(Records from a data source)
──────
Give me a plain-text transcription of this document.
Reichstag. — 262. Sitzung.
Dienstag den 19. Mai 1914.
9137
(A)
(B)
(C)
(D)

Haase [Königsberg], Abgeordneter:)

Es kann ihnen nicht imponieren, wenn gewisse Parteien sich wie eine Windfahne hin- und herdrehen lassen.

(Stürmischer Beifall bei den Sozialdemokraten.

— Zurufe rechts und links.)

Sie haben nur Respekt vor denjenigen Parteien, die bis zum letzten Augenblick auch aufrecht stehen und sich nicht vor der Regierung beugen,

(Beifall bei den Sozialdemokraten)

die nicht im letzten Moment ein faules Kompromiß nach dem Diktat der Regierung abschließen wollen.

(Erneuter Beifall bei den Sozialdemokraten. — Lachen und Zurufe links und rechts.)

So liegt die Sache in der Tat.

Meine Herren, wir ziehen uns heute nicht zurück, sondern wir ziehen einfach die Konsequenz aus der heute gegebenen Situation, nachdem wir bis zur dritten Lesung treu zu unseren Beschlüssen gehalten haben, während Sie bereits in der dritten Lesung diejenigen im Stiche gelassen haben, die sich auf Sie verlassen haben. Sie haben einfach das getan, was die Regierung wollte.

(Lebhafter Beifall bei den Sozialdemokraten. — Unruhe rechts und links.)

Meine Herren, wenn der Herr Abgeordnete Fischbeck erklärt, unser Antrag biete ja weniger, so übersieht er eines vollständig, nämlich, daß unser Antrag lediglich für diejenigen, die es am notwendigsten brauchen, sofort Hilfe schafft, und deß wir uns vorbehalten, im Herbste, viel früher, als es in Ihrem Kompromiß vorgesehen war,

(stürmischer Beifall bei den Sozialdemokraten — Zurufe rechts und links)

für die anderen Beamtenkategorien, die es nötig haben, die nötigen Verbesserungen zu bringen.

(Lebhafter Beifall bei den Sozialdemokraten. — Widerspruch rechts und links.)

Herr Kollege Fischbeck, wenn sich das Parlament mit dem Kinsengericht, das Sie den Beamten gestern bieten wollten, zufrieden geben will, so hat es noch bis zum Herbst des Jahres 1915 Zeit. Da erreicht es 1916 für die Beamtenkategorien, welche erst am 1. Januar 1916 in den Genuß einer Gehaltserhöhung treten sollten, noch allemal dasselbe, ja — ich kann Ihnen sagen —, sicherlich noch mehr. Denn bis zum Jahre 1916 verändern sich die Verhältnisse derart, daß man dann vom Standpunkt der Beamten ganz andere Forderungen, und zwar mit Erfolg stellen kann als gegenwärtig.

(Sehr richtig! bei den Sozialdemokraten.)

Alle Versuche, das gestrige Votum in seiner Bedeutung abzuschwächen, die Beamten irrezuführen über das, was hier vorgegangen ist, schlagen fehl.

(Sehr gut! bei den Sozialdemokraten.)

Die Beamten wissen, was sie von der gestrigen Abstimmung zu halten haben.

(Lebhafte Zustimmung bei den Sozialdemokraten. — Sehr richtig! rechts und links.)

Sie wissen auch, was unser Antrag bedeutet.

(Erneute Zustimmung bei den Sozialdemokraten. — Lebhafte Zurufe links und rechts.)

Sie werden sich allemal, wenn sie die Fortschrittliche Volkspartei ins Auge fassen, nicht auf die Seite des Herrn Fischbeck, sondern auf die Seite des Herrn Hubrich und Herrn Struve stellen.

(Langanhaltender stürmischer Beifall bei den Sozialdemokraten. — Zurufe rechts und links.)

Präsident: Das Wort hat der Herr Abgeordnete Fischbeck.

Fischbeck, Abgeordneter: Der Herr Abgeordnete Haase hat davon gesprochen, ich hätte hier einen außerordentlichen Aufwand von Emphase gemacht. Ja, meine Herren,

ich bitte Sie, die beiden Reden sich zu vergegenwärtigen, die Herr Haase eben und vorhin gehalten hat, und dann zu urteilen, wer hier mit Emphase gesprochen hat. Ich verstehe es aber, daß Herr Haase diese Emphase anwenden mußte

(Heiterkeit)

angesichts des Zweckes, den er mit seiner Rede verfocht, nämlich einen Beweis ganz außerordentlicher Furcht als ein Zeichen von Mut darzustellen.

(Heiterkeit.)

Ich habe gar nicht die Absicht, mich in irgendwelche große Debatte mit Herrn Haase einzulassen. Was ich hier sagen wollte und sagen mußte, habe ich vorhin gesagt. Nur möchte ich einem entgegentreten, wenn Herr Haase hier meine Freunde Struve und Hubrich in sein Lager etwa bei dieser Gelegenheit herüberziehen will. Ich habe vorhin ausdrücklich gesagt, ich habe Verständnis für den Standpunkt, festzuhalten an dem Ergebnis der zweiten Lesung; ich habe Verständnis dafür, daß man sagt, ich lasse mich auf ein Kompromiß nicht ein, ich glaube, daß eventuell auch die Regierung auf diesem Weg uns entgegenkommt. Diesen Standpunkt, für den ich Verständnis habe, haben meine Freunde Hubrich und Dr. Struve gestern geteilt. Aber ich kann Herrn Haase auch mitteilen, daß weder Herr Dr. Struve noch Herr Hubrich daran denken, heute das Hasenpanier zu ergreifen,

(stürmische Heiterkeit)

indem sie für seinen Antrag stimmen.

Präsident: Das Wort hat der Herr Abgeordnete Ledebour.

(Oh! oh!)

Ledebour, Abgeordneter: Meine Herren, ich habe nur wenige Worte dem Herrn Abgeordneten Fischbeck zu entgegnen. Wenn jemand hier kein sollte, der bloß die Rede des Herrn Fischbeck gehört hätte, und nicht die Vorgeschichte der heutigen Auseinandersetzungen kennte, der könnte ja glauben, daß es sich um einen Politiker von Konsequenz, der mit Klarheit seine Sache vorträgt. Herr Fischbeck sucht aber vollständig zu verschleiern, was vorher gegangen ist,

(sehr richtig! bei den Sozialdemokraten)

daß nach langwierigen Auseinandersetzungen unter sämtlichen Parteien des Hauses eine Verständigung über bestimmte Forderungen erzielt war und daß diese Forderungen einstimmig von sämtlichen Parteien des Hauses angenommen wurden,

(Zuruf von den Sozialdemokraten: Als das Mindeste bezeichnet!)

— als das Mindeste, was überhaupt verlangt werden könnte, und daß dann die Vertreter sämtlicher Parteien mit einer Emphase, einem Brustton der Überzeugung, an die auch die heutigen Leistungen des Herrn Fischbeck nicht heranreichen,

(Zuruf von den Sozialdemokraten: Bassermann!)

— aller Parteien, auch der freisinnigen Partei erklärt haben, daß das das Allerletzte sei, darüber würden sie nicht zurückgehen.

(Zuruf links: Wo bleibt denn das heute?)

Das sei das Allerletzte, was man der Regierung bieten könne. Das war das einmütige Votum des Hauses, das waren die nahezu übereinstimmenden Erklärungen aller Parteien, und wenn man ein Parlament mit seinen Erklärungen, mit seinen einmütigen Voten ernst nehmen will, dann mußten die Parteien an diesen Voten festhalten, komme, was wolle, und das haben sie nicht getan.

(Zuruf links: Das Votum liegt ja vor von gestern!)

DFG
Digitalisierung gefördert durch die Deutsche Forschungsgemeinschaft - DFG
──────
**What needs to be done**
Which lines hold the word "richtig"? Return all of them from the records above.

**Exercise answer**
(Sehr richtig! bei den Sozialdemokraten.)
(Lebhafte Zustimmung bei den Sozialdemokraten. — Sehr richtig! rechts und links.)
(sehr richtig! bei den Sozialdemokraten)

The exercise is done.